_EXERCISE REQUIREMENTS_:
Pick out each line below containing "your".

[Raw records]
-- Start --

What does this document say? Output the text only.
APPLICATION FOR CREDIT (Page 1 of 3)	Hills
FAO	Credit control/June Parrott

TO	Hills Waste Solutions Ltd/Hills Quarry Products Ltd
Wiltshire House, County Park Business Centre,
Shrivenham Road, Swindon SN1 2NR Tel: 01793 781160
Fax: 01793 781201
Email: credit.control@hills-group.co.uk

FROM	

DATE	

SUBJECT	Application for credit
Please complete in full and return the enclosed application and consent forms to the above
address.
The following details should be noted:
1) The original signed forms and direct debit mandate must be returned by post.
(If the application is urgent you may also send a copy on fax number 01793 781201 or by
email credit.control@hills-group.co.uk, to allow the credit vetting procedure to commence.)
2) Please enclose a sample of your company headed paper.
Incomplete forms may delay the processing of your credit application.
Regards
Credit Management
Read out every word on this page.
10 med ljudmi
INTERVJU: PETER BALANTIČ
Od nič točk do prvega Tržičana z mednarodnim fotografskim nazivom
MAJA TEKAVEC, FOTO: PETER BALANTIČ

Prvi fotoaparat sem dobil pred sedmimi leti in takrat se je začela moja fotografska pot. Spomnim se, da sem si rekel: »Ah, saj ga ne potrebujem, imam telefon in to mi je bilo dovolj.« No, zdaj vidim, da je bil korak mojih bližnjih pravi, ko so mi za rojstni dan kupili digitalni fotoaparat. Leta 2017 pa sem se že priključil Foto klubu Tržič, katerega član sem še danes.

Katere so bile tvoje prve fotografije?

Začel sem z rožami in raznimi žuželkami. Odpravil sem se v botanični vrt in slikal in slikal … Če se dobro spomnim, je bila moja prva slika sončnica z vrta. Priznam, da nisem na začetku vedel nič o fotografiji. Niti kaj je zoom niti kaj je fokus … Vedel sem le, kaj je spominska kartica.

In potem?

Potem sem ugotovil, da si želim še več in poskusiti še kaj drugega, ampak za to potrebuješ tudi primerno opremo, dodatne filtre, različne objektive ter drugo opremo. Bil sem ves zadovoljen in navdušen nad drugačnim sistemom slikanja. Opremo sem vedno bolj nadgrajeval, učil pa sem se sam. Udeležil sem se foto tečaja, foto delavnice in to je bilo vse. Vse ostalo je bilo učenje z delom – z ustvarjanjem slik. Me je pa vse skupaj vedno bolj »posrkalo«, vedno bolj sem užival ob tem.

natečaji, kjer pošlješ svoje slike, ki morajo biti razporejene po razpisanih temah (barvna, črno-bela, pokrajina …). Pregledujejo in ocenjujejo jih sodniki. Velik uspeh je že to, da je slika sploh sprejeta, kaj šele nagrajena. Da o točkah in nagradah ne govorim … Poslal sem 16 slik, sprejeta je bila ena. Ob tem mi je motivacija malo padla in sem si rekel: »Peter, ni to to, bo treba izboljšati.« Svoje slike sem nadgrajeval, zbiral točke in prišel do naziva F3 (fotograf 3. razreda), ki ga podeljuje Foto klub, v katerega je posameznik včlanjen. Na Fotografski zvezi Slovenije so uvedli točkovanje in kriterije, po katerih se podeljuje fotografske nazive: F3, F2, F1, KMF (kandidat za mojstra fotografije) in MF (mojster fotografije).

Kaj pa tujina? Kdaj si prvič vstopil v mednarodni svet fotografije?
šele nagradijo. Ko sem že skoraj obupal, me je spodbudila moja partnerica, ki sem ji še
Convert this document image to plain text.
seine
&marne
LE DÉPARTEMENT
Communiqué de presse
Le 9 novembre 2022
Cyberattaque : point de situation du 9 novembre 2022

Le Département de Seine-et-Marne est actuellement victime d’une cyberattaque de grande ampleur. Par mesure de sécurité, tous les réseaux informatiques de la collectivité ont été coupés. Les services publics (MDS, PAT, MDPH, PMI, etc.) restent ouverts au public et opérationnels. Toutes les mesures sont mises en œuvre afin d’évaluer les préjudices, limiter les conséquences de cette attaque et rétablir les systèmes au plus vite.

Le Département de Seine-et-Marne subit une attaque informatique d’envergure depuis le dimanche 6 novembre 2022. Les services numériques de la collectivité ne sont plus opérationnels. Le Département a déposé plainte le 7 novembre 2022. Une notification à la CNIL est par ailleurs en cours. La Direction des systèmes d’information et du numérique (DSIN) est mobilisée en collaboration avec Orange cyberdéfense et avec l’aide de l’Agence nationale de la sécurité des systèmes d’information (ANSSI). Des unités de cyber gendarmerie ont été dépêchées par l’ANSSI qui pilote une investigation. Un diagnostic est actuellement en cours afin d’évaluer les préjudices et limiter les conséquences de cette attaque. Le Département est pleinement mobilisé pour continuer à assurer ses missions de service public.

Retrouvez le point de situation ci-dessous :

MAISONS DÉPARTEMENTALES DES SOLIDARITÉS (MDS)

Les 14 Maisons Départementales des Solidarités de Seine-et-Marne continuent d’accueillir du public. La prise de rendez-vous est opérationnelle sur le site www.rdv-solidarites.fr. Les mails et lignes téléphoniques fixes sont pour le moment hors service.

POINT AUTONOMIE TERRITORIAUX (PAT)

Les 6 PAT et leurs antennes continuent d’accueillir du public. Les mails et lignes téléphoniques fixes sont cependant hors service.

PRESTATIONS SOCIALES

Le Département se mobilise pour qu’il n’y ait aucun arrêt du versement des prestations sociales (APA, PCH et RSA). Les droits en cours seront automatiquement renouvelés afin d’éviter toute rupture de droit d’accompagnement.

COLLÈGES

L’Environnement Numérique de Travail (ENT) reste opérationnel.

-- End --

_WRITTEN REPLY_:
2) Please enclose a sample of your company headed paper.
Incomplete forms may delay the processing of your credit application.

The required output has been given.